-- start --

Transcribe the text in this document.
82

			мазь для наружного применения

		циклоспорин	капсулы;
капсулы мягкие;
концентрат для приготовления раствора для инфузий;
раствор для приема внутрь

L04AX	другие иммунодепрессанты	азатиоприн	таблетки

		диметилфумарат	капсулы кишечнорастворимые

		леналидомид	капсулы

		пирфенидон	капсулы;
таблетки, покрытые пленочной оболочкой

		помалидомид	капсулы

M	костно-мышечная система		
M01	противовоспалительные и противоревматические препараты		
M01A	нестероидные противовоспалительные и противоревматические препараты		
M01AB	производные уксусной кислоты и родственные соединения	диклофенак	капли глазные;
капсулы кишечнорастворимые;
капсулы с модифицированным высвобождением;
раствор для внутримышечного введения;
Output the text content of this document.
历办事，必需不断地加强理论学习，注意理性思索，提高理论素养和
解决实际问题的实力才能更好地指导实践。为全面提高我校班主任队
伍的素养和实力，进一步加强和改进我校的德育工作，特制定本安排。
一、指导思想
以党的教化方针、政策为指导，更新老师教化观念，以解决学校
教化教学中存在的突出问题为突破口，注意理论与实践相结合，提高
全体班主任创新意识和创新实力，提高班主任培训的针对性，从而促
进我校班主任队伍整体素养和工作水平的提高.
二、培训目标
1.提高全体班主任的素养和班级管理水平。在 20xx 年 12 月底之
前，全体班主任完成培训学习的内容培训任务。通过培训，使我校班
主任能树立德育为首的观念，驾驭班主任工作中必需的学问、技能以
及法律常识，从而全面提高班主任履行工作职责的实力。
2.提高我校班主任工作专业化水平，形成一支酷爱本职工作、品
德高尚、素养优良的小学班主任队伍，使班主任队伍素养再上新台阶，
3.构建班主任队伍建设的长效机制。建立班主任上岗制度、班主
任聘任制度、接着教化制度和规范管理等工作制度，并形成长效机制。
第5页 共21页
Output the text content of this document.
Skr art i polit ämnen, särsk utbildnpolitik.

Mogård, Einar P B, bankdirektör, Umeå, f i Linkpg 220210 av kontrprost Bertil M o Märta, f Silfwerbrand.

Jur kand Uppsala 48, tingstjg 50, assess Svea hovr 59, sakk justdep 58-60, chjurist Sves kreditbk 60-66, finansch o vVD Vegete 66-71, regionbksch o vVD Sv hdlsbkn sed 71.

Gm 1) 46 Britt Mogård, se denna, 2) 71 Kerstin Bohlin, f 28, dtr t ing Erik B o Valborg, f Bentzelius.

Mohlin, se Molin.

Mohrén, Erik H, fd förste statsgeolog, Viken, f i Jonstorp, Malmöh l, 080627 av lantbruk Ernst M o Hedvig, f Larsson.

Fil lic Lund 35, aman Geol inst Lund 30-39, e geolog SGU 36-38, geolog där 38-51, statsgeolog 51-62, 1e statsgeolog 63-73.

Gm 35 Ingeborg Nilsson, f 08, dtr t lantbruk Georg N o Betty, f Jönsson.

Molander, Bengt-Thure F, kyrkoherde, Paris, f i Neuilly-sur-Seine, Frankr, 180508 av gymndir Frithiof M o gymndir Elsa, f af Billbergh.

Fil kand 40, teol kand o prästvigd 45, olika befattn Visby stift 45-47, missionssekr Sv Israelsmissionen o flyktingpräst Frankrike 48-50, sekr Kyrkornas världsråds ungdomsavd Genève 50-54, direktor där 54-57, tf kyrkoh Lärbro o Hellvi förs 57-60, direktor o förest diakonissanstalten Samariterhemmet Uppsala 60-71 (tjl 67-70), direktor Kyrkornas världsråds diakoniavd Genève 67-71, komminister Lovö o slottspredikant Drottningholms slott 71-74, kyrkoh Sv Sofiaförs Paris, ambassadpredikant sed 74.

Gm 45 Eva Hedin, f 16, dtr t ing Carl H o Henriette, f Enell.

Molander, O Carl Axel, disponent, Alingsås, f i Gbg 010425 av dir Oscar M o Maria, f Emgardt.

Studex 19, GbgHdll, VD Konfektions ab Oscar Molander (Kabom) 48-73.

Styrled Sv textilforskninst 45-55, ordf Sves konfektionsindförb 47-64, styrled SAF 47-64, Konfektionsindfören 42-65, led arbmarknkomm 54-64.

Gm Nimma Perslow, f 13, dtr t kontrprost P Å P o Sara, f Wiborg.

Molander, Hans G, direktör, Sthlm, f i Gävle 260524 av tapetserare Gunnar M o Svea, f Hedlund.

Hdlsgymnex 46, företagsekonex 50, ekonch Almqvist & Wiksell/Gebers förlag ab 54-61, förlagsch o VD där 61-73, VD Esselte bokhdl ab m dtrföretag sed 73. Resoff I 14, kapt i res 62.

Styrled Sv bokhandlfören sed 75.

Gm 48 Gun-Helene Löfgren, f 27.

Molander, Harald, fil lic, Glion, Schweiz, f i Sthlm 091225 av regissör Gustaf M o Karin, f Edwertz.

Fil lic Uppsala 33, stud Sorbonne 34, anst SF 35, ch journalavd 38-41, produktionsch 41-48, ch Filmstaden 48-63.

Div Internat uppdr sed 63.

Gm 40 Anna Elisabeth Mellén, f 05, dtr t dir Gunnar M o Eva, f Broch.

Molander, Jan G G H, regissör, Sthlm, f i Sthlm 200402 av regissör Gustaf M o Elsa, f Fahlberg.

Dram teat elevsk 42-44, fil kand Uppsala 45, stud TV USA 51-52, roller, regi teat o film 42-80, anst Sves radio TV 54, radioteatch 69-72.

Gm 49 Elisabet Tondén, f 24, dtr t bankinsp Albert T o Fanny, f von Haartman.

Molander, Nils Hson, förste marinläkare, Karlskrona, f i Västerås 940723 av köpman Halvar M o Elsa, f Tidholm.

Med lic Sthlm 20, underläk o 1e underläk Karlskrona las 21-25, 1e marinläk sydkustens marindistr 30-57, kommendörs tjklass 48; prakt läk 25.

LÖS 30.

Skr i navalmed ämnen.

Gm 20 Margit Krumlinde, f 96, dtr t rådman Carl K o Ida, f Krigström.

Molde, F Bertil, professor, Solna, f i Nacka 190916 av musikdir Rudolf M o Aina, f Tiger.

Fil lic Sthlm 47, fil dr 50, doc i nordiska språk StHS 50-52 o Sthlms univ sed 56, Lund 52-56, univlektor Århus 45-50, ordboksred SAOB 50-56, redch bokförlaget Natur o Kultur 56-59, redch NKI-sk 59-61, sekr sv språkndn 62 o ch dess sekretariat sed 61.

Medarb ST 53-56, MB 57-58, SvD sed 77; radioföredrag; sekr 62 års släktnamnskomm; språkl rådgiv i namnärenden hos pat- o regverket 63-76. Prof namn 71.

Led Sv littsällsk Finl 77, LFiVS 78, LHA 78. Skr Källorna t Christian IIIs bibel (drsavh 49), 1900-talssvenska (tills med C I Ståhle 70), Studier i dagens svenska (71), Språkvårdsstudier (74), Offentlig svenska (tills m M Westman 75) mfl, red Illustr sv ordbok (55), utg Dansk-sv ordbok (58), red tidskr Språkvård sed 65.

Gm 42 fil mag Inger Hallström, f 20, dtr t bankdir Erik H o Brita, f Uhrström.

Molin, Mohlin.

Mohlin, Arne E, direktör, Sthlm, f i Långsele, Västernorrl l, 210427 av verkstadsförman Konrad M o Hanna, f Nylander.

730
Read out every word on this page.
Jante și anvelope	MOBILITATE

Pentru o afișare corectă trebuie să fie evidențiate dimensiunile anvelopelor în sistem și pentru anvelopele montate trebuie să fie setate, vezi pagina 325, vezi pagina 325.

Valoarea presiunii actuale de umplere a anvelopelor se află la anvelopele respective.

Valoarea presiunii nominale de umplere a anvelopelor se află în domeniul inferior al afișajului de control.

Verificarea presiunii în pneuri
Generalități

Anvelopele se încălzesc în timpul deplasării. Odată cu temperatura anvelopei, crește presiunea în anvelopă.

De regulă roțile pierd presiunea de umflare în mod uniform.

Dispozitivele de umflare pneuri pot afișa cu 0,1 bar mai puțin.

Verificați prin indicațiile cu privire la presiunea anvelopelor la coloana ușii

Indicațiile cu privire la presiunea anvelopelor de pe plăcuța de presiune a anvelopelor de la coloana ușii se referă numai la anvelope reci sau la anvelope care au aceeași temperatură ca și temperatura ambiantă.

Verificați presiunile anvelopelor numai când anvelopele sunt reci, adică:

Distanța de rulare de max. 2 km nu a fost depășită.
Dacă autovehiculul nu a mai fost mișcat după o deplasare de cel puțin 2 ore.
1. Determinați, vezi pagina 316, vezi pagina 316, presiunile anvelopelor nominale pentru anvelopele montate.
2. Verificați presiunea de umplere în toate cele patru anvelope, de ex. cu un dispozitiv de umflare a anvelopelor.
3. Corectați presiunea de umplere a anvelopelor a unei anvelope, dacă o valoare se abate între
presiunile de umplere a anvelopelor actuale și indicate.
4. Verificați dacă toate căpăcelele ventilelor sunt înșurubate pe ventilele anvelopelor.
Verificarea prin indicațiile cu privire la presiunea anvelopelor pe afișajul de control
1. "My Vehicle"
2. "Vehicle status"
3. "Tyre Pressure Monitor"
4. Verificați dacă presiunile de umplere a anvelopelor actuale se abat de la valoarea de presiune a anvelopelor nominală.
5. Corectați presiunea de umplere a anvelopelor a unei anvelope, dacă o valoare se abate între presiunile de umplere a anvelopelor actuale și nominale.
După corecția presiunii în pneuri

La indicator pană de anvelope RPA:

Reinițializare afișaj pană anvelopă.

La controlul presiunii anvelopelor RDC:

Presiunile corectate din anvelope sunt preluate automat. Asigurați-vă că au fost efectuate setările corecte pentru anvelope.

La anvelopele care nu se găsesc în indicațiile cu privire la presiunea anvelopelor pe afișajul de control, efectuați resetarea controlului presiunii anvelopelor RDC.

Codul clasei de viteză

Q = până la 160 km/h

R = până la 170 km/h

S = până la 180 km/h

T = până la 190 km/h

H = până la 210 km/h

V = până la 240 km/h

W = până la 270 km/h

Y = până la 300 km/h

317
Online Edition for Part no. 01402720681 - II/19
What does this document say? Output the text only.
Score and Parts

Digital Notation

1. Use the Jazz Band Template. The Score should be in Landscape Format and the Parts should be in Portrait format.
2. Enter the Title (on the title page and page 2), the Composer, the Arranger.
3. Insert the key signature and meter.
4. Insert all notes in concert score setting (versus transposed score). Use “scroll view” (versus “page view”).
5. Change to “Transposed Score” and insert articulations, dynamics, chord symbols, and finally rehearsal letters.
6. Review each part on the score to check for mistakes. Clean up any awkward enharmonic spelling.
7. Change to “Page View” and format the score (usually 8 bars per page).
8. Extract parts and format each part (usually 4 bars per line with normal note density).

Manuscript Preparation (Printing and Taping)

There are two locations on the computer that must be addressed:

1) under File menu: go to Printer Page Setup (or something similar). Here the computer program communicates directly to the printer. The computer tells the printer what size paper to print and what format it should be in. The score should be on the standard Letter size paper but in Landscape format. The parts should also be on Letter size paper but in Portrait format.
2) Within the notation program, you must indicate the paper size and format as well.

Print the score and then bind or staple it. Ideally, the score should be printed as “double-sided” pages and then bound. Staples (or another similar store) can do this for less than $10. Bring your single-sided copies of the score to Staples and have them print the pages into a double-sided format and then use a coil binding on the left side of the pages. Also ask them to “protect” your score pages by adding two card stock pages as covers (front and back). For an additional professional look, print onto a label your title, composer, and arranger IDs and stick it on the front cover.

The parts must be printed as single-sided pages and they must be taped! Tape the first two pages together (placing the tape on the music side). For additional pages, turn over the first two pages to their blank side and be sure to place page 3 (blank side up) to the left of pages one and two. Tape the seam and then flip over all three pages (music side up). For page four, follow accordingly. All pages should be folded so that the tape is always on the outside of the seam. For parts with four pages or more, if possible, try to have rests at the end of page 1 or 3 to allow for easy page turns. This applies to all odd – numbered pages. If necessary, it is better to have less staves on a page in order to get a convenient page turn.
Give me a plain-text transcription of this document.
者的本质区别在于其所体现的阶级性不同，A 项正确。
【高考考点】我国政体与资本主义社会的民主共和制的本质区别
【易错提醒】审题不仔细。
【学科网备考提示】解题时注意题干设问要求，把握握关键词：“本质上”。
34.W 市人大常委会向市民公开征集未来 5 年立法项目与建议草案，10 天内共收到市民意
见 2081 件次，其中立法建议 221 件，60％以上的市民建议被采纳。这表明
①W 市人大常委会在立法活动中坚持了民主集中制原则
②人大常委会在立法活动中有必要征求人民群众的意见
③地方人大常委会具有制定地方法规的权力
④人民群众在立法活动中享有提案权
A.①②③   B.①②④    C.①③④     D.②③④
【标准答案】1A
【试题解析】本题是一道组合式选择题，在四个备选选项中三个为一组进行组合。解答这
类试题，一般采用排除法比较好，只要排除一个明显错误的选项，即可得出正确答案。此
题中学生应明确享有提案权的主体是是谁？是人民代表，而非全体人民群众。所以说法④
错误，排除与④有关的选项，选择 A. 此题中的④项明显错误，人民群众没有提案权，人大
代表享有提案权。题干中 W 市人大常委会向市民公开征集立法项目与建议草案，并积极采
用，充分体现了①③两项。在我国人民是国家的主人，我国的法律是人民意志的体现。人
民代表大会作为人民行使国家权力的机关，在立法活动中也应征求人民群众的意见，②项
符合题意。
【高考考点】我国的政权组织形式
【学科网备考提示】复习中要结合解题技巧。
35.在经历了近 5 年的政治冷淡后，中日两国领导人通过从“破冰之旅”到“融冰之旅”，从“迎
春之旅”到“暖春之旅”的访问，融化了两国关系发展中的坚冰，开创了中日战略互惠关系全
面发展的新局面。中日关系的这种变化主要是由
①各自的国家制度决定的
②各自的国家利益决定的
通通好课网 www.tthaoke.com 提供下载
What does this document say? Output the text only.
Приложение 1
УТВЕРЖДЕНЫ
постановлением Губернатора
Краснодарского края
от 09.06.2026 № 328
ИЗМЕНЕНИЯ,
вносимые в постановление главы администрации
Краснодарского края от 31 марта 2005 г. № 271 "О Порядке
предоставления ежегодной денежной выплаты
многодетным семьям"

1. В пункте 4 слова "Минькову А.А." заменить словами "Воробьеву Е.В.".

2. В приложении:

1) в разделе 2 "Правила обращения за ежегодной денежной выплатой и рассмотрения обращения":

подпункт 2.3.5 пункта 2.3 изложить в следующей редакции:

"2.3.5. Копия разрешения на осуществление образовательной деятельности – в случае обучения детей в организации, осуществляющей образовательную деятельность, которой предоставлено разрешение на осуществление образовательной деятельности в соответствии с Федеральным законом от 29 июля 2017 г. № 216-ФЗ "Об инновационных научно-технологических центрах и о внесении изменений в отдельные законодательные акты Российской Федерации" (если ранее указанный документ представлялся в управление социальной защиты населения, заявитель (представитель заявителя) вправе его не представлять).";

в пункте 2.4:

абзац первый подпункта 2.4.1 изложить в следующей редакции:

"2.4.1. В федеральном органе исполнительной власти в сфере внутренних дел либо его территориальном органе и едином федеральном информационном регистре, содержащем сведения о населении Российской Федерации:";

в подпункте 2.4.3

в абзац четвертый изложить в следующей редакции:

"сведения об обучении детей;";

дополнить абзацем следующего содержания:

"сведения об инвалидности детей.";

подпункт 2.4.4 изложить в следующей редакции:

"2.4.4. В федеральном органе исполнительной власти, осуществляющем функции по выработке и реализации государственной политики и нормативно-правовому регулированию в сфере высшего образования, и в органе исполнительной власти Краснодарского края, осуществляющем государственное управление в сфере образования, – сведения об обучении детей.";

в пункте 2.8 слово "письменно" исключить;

-- end --

## Written exercise
Extract each line from the listing that holds the word "кишечнорастворимые".

## Exercise result
		диметилфумарат	капсулы кишечнорастворимые
капсулы кишечнорастворимые;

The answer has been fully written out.